> _REQUIRED TASK_
Copy each line below in which the word "yaxshi" occurs.

## Start RECORDED DATA

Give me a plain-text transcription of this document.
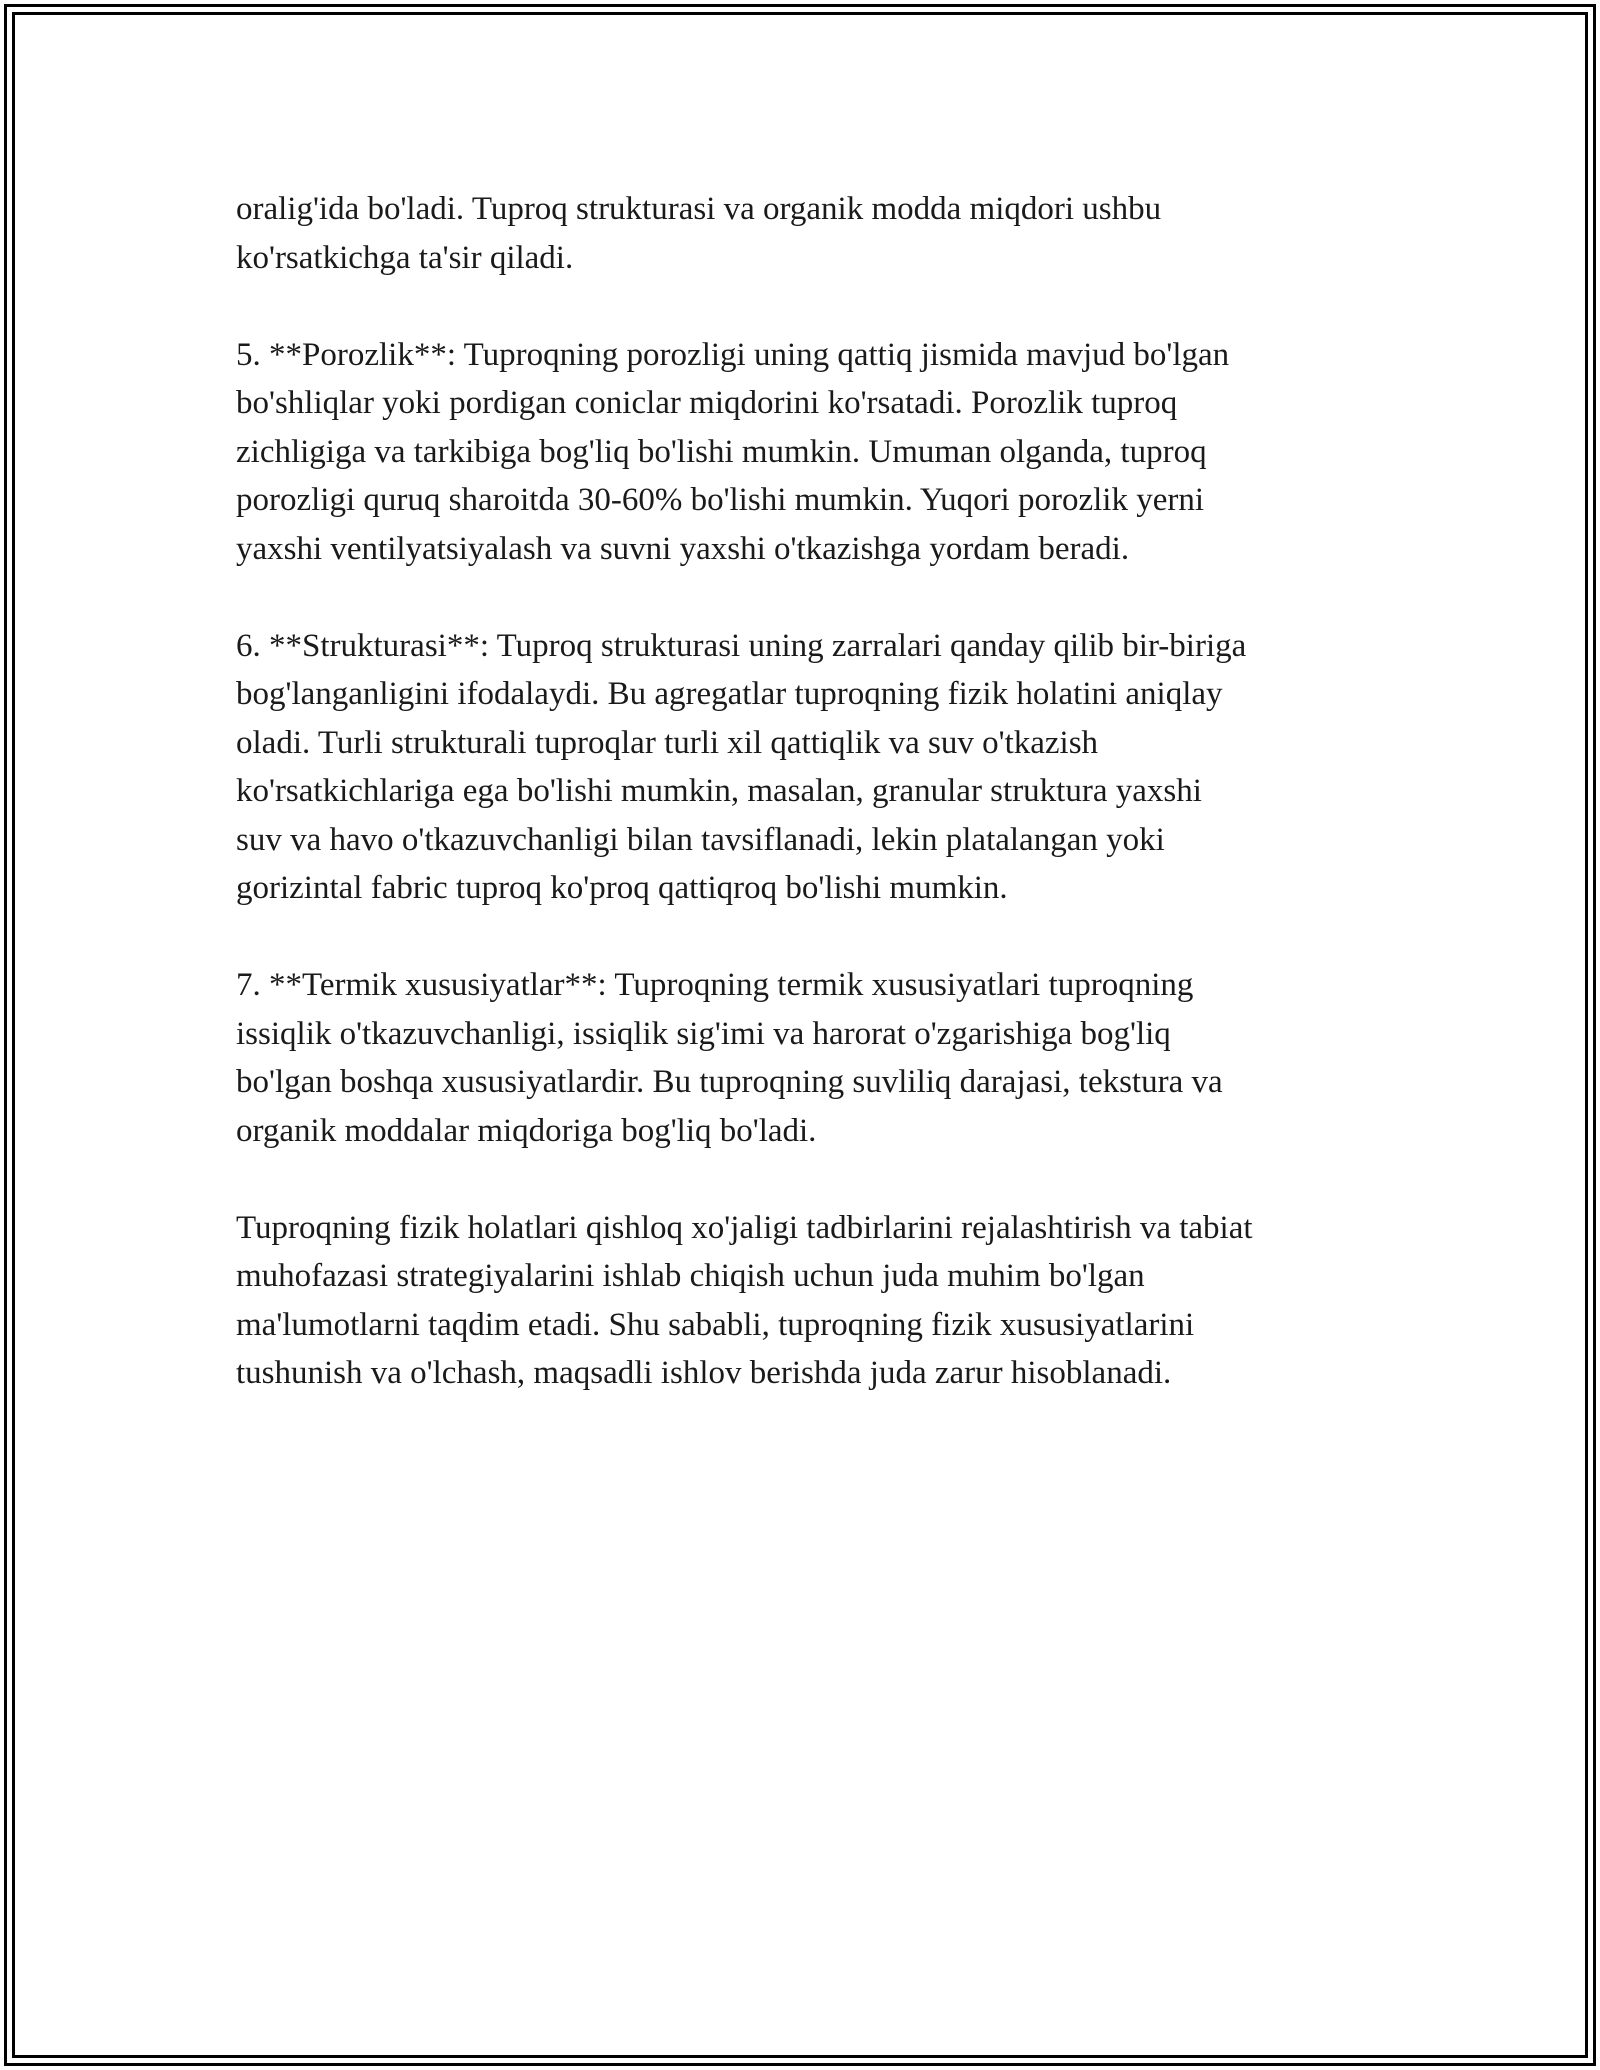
oralig'ida bo'ladi. Tuproq strukturasi va organik modda miqdori ushbu
ko'rsatkichga ta'sir qiladi.

5. **Porozlik**: Tuproqning porozligi uning qattiq jismida mavjud bo'lgan
bo'shliqlar yoki pordigan coniclar miqdorini ko'rsatadi. Porozlik tuproq
zichligiga va tarkibiga bog'liq bo'lishi mumkin. Umuman olganda, tuproq
porozligi quruq sharoitda 30-60% bo'lishi mumkin. Yuqori porozlik yerni
yaxshi ventilyatsiyalash va suvni yaxshi o'tkazishga yordam beradi.

6. **Strukturasi**: Tuproq strukturasi uning zarralari qanday qilib bir-biriga
bog'langanligini ifodalaydi. Bu agregatlar tuproqning fizik holatini aniqlay
oladi. Turli strukturali tuproqlar turli xil qattiqlik va suv o'tkazish
ko'rsatkichlariga ega bo'lishi mumkin, masalan, granular struktura yaxshi
suv va havo o'tkazuvchanligi bilan tavsiflanadi, lekin platalangan yoki
gorizintal fabric tuproq ko'proq qattiqroq bo'lishi mumkin.

7. **Termik xususiyatlar**: Tuproqning termik xususiyatlari tuproqning
issiqlik o'tkazuvchanligi, issiqlik sig'imi va harorat o'zgarishiga bog'liq
bo'lgan boshqa xususiyatlardir. Bu tuproqning suvliliq darajasi, tekstura va
organik moddalar miqdoriga bog'liq bo'ladi.

Tuproqning fizik holatlari qishloq xo'jaligi tadbirlarini rejalashtirish va tabiat
muhofazasi strategiyalarini ishlab chiqish uchun juda muhim bo'lgan
ma'lumotlarni taqdim etadi. Shu sababli, tuproqning fizik xususiyatlarini
tushunish va o'lchash, maqsadli ishlov berishda juda zarur hisoblanadi.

## End RECORDED DATA

> _THE ANSWER_
yaxshi ventilyatsiyalash va suvni yaxshi o'tkazishga yordam beradi.
ko'rsatkichlariga ega bo'lishi mumkin, masalan, granular struktura yaxshi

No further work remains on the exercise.